## CHALLENGE
Every line that holds the string "this" is to be identified and copied.

** start of RECORD EXCERPTS **

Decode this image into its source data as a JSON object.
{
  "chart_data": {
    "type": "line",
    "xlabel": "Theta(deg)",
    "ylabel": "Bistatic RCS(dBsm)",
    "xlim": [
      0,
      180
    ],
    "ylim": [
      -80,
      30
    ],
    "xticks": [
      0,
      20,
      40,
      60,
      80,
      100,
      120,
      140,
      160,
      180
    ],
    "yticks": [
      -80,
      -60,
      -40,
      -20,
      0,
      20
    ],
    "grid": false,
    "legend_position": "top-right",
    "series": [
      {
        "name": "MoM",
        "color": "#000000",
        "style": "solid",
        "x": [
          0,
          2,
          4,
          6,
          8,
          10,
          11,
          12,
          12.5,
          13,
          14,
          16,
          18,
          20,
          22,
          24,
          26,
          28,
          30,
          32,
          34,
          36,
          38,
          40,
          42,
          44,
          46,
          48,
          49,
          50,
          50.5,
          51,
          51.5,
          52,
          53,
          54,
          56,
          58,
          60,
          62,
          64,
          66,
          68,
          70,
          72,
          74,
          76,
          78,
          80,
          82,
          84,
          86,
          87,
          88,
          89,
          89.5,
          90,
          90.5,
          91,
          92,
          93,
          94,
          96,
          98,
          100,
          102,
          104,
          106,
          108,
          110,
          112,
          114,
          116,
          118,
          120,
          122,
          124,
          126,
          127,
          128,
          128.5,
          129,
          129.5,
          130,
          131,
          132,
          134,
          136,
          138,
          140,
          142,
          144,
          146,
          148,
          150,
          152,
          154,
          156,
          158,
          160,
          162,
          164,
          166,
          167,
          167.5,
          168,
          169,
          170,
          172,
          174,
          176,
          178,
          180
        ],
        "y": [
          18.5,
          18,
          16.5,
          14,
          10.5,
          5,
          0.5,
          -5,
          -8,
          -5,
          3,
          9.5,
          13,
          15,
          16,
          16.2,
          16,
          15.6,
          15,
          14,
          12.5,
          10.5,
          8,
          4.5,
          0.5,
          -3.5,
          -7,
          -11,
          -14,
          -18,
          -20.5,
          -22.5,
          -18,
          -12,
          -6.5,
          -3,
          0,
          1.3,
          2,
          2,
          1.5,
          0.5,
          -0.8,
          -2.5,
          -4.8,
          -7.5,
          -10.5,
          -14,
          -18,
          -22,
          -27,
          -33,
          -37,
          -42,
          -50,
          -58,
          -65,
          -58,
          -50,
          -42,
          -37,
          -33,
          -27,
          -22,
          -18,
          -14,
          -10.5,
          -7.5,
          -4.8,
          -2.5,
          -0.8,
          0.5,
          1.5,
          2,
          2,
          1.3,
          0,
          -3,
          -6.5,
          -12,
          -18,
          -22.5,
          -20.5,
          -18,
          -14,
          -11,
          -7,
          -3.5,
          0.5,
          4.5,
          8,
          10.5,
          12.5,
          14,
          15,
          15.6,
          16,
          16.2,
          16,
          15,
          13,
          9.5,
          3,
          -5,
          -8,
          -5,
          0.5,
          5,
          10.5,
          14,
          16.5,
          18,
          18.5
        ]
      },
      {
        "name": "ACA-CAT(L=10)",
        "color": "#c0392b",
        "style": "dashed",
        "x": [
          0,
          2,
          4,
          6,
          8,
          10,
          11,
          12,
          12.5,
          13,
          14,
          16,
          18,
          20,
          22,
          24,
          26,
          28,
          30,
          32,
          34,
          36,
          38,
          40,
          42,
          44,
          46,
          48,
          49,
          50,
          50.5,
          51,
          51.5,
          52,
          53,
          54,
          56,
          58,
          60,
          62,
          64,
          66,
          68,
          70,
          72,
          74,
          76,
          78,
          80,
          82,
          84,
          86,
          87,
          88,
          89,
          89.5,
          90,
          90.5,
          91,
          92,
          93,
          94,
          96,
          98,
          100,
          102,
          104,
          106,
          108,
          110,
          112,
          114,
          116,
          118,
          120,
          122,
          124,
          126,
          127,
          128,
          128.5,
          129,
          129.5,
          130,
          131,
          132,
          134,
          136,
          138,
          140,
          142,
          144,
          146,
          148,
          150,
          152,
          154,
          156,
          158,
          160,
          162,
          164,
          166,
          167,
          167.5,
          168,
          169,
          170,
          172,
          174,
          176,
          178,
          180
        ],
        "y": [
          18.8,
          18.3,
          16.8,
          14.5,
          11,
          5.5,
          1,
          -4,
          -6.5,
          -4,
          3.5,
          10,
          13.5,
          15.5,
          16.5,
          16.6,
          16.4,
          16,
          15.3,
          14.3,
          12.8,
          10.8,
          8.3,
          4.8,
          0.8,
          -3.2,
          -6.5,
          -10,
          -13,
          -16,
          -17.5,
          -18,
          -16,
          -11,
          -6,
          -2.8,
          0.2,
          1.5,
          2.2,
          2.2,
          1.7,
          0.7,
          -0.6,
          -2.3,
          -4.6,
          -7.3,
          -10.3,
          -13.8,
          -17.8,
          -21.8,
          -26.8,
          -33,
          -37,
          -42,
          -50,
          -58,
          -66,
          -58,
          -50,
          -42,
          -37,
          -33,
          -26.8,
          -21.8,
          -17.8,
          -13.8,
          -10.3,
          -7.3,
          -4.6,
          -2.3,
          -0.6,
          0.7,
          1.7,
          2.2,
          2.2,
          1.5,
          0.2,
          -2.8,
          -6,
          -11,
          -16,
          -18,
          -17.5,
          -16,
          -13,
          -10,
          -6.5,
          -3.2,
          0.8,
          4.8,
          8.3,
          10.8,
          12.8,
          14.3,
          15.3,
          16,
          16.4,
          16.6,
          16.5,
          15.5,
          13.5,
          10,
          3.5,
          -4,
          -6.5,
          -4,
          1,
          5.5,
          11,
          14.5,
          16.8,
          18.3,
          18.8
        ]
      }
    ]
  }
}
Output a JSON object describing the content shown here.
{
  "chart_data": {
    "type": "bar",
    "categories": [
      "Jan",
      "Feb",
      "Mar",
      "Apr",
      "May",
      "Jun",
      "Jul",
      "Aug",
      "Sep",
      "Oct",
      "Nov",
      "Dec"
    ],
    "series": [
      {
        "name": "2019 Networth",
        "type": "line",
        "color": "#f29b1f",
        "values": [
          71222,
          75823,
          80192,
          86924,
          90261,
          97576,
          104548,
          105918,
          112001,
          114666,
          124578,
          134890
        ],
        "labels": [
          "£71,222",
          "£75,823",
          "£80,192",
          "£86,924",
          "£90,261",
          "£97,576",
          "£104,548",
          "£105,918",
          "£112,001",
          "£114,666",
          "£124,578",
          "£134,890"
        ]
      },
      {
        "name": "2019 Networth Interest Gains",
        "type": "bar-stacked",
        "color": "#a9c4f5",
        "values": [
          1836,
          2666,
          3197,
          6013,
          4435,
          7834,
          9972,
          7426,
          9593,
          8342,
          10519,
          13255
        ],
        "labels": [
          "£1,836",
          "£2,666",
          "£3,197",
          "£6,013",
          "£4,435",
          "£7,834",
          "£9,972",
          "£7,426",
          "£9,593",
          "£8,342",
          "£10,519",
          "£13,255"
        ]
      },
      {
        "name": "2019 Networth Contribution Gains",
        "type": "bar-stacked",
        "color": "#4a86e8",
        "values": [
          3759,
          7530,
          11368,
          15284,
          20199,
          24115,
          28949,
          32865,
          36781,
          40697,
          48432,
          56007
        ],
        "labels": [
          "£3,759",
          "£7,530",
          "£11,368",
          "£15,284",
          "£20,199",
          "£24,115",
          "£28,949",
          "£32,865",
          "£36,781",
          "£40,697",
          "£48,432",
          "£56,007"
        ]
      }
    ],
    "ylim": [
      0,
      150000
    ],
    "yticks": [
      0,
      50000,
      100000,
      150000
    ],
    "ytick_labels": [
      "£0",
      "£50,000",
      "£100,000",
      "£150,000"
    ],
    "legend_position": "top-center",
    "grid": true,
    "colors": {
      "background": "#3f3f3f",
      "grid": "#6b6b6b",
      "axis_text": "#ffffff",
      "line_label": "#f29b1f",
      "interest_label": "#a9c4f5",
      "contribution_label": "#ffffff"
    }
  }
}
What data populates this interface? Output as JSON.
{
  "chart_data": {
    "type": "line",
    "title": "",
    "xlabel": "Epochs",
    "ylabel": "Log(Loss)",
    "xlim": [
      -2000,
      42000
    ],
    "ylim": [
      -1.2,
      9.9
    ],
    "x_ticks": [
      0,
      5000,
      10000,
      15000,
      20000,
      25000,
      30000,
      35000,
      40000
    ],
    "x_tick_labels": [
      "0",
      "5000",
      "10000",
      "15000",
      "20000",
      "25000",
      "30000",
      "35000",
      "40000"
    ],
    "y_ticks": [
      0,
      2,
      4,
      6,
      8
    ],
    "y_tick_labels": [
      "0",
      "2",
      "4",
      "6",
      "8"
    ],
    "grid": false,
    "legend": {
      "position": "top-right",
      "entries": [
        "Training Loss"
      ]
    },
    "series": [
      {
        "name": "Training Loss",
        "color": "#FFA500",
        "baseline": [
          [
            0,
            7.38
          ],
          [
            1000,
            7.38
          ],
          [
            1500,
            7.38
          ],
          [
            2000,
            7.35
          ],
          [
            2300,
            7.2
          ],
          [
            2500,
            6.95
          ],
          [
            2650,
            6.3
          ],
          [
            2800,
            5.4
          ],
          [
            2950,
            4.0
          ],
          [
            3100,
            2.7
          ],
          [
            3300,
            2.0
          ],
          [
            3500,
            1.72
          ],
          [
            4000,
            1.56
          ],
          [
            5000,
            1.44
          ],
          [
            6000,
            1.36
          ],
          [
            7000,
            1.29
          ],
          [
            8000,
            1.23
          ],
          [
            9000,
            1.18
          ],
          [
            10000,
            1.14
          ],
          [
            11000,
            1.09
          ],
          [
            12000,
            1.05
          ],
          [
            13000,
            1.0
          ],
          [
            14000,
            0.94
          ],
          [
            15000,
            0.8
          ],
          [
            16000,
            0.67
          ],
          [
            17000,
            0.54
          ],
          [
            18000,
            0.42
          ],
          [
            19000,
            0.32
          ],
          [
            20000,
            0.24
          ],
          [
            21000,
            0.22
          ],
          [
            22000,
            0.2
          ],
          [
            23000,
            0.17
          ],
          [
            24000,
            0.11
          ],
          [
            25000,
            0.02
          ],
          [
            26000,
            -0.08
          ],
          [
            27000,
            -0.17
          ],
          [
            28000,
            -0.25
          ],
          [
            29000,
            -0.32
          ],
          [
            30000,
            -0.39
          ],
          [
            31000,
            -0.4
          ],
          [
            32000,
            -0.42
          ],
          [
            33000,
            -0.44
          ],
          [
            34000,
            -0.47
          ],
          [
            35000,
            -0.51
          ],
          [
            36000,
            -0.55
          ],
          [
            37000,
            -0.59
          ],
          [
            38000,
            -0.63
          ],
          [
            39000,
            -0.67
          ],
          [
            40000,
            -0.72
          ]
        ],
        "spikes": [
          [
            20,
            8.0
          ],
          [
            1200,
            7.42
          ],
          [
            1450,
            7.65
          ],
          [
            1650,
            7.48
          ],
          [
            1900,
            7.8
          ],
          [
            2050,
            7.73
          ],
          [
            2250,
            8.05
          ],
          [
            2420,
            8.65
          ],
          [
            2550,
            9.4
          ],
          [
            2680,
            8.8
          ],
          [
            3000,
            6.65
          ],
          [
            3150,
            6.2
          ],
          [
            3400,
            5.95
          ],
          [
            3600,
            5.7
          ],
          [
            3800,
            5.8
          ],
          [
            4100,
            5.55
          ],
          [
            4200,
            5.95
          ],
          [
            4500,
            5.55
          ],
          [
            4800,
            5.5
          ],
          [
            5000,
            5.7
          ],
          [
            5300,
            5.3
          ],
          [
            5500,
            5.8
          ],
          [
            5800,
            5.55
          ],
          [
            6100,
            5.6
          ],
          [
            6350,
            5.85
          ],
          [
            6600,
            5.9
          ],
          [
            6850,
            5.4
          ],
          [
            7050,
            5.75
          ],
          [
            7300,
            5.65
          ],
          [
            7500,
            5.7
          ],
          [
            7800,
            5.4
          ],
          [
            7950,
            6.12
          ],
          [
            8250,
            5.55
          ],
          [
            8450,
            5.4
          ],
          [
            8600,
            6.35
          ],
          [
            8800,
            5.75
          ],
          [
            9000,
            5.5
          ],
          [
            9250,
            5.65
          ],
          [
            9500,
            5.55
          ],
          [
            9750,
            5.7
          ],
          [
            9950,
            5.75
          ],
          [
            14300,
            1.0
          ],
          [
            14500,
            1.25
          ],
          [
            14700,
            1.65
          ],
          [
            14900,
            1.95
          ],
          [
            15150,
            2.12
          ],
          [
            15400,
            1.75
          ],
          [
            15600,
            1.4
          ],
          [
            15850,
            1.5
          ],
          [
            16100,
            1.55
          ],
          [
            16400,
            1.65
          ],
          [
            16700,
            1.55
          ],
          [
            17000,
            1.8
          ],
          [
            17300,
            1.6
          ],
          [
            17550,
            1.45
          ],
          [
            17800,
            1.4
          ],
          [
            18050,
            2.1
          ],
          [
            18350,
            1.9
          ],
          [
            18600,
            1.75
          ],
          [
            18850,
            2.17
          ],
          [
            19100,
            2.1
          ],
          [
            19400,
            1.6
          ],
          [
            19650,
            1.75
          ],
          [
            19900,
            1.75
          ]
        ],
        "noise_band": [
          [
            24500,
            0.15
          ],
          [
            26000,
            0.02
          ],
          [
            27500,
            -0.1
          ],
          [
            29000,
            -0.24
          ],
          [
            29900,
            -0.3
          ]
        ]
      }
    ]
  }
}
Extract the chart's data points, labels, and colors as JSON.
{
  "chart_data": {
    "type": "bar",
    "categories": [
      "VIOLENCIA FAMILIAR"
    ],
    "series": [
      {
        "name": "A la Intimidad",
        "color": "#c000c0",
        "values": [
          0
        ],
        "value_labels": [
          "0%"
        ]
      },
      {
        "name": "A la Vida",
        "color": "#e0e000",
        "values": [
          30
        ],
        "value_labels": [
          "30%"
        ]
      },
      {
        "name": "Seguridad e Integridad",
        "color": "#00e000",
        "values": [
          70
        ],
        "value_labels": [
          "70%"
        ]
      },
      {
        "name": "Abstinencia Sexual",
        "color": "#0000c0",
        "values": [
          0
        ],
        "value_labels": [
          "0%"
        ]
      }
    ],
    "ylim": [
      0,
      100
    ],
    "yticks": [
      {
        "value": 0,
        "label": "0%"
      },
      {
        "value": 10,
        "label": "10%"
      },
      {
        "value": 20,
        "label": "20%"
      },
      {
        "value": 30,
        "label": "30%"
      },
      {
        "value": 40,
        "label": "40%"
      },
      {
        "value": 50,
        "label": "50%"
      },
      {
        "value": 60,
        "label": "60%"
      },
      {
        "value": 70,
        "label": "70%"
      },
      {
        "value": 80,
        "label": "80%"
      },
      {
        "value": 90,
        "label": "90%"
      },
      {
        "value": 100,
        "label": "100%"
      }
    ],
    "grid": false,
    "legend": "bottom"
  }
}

** end of RECORD EXCERPTS **

## SOLUTION TO THE EXERCISE
Decode this image into its source data as a JSON object.
What data populates this interface? Output as JSON.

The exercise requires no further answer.